§ **Stated goal**:
In the records below, find each line containing the word "plus" and copy it.

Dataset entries
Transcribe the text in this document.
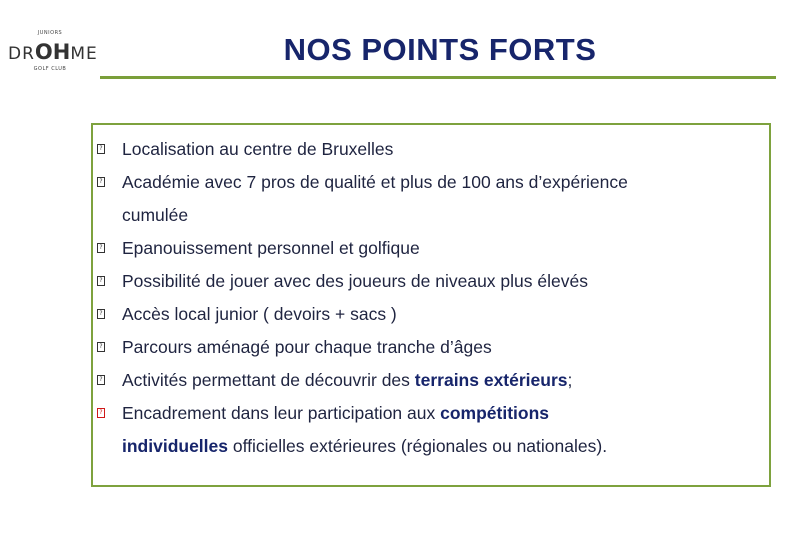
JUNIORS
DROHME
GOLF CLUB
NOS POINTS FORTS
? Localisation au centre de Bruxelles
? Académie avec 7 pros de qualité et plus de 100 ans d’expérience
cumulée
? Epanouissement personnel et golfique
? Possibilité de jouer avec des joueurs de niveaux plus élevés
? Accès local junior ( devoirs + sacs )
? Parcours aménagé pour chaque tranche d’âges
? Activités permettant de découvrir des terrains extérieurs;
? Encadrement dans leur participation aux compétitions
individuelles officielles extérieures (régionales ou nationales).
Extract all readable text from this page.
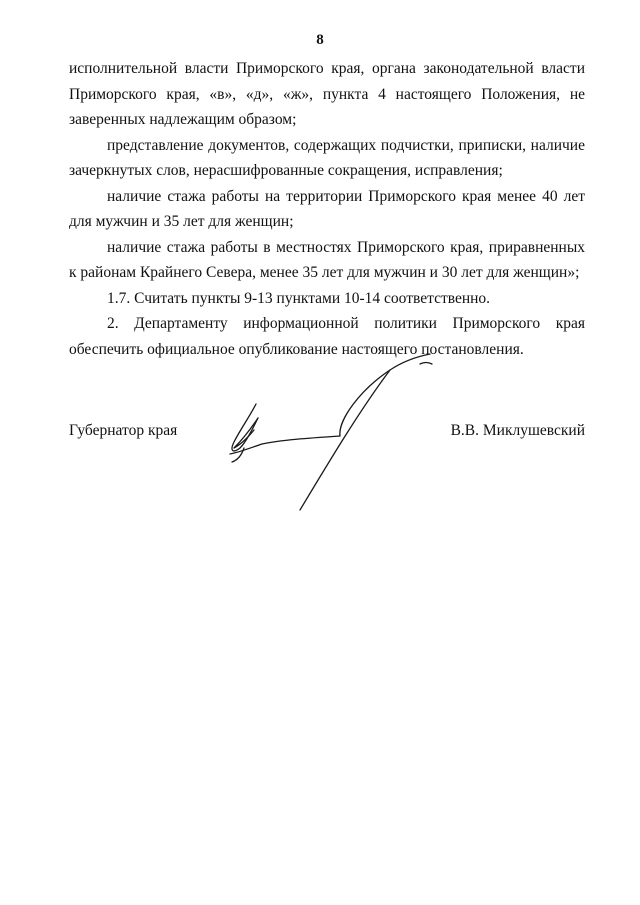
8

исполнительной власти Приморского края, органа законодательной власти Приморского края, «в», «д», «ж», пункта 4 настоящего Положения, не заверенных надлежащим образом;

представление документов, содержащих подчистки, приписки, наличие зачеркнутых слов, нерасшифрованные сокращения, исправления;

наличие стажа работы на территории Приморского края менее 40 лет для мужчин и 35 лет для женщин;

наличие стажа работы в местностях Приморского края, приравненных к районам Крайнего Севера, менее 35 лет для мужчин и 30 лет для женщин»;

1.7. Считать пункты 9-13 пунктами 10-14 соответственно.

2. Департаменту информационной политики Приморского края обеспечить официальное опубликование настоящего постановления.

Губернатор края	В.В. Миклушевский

§ **Final result**:
? Académie avec 7 pros de qualité et plus de 100 ans d’expérience
? Possibilité de jouer avec des joueurs de niveaux plus élevés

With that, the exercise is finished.